◆ **BRIEF**: Copy all lines holding the word "Западной" from the entries.
---------- RECORDS PROVIDED
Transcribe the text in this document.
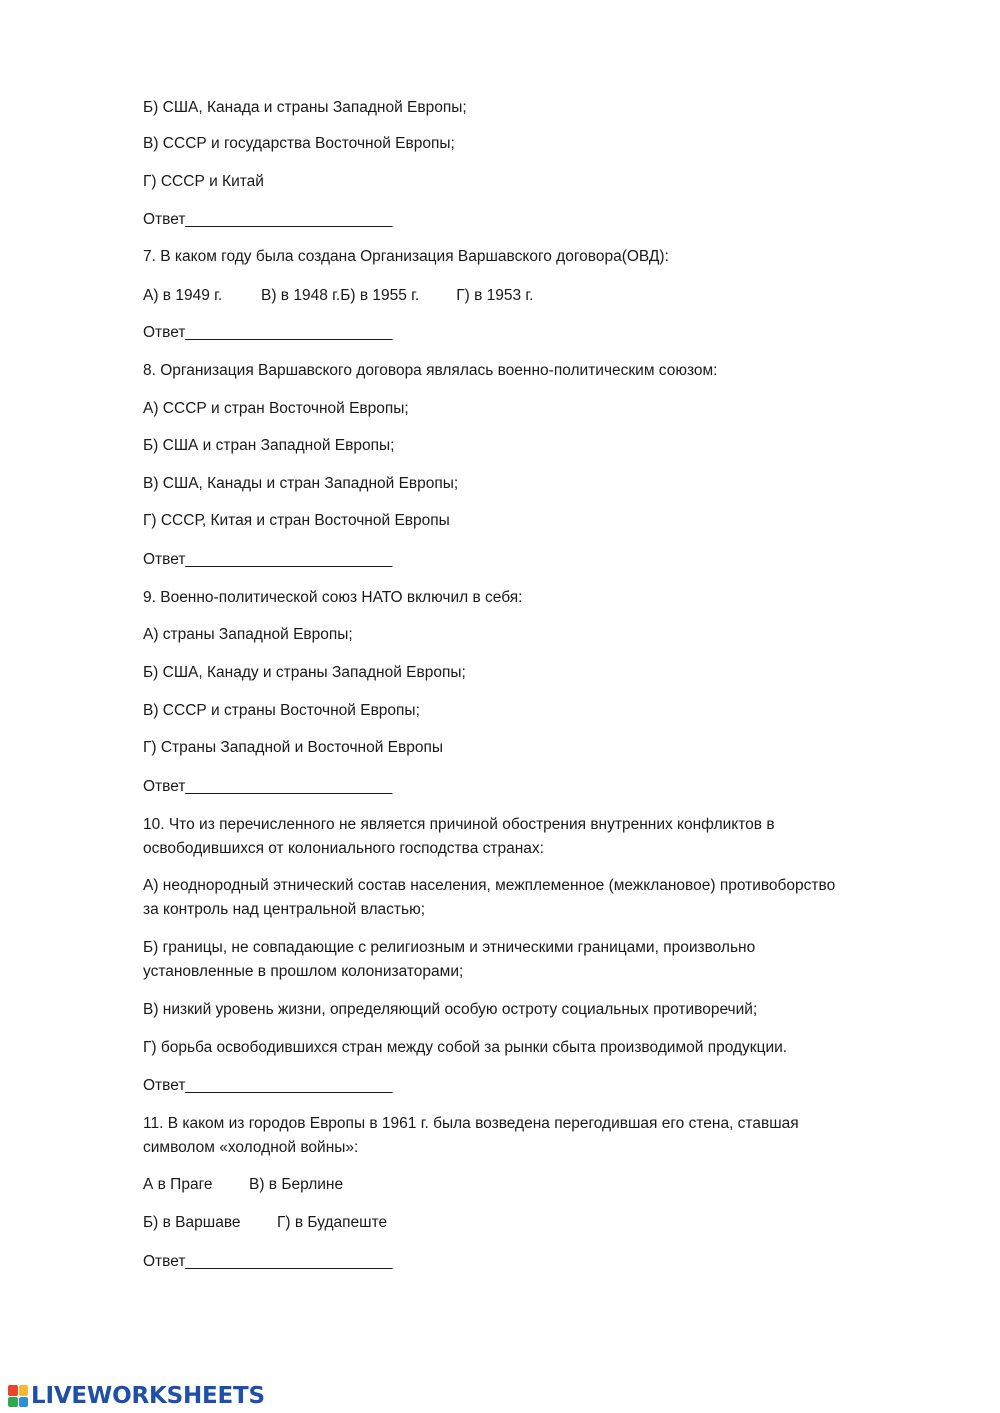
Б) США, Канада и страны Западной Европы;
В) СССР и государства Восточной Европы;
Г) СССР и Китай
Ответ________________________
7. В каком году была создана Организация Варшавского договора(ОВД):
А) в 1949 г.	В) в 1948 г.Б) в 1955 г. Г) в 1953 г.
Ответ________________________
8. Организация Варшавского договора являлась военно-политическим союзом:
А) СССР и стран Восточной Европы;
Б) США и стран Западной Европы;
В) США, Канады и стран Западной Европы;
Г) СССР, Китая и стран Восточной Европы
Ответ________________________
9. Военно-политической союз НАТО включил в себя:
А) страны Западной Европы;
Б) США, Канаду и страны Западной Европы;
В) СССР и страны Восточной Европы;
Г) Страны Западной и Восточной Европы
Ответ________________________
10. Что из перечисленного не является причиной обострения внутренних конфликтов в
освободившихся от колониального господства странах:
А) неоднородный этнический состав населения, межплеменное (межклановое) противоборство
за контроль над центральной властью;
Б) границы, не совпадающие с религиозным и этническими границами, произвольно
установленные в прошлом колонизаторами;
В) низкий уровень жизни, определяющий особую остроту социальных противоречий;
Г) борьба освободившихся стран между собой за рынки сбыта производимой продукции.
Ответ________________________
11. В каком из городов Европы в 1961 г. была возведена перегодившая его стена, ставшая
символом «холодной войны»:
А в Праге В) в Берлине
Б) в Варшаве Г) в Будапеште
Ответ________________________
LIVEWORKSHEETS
--------------------
◆ **EXPECTED ANSWER**:
Б) США, Канада и страны Западной Европы;
Б) США и стран Западной Европы;
В) США, Канады и стран Западной Европы;
А) страны Западной Европы;
Б) США, Канаду и страны Западной Европы;
Г) Страны Западной и Восточной Европы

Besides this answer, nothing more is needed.